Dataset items
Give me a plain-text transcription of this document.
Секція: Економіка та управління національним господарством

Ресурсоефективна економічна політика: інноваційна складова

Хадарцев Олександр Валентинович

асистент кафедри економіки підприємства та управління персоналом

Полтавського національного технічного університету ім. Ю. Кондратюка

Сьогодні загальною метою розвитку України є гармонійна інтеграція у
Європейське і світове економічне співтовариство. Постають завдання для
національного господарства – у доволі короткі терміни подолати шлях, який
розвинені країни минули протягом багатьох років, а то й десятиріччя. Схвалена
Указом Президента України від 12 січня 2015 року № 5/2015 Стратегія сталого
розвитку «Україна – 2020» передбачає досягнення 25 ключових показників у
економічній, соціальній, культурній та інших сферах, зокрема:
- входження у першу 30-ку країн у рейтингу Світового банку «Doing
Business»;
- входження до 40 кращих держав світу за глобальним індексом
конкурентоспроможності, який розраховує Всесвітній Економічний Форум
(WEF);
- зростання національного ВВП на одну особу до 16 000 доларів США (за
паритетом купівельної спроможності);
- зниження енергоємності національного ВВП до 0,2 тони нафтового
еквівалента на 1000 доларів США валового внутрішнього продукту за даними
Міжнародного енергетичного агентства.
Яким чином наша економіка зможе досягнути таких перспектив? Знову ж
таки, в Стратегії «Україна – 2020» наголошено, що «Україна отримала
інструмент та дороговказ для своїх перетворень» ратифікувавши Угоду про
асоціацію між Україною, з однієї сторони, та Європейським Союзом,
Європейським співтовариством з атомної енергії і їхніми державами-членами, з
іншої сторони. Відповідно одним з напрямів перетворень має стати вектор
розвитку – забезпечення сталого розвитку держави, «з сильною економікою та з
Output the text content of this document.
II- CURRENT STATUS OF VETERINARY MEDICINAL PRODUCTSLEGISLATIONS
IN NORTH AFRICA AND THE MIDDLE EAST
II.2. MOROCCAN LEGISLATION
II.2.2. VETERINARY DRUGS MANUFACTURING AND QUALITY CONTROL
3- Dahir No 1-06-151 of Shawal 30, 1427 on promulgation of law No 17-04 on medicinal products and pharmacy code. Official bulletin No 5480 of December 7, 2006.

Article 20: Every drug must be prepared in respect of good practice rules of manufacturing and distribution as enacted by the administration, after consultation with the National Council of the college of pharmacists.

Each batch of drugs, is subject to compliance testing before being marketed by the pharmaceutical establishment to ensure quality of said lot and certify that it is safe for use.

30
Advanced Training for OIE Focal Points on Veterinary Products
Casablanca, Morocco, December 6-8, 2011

▸ **Work to complete**: From the data above, extract every line in its exact form.

▸ **Task result**:
Give me a plain-text transcription of this document.
Секція: Економіка та управління національним господарством

Ресурсоефективна економічна політика: інноваційна складова

Хадарцев Олександр Валентинович

асистент кафедри економіки підприємства та управління персоналом

Полтавського національного технічного університету ім. Ю. Кондратюка

Сьогодні загальною метою розвитку України є гармонійна інтеграція у
Європейське і світове економічне співтовариство. Постають завдання для
національного господарства – у доволі короткі терміни подолати шлях, який
розвинені країни минули протягом багатьох років, а то й десятиріччя. Схвалена
Указом Президента України від 12 січня 2015 року № 5/2015 Стратегія сталого
розвитку «Україна – 2020» передбачає досягнення 25 ключових показників у
економічній, соціальній, культурній та інших сферах, зокрема:
- входження у першу 30-ку країн у рейтингу Світового банку «Doing
Business»;
- входження до 40 кращих держав світу за глобальним індексом
конкурентоспроможності, який розраховує Всесвітній Економічний Форум
(WEF);
- зростання національного ВВП на одну особу до 16 000 доларів США (за
паритетом купівельної спроможності);
- зниження енергоємності національного ВВП до 0,2 тони нафтового
еквівалента на 1000 доларів США валового внутрішнього продукту за даними
Міжнародного енергетичного агентства.
Яким чином наша економіка зможе досягнути таких перспектив? Знову ж
таки, в Стратегії «Україна – 2020» наголошено, що «Україна отримала
інструмент та дороговказ для своїх перетворень» ратифікувавши Угоду про
асоціацію між Україною, з однієї сторони, та Європейським Союзом,
Європейським співтовариством з атомної енергії і їхніми державами-членами, з
іншої сторони. Відповідно одним з напрямів перетворень має стати вектор
розвитку – забезпечення сталого розвитку держави, «з сильною економікою та з
Output the text content of this document.
II- CURRENT STATUS OF VETERINARY MEDICINAL PRODUCTSLEGISLATIONS
IN NORTH AFRICA AND THE MIDDLE EAST
II.2. MOROCCAN LEGISLATION
II.2.2. VETERINARY DRUGS MANUFACTURING AND QUALITY CONTROL
3- Dahir No 1-06-151 of Shawal 30, 1427 on promulgation of law No 17-04 on medicinal products and pharmacy code. Official bulletin No 5480 of December 7, 2006.

Article 20: Every drug must be prepared in respect of good practice rules of manufacturing and distribution as enacted by the administration, after consultation with the National Council of the college of pharmacists.

Each batch of drugs, is subject to compliance testing before being marketed by the pharmaceutical establishment to ensure quality of said lot and certify that it is safe for use.

30
Advanced Training for OIE Focal Points on Veterinary Products
Casablanca, Morocco, December 6-8, 2011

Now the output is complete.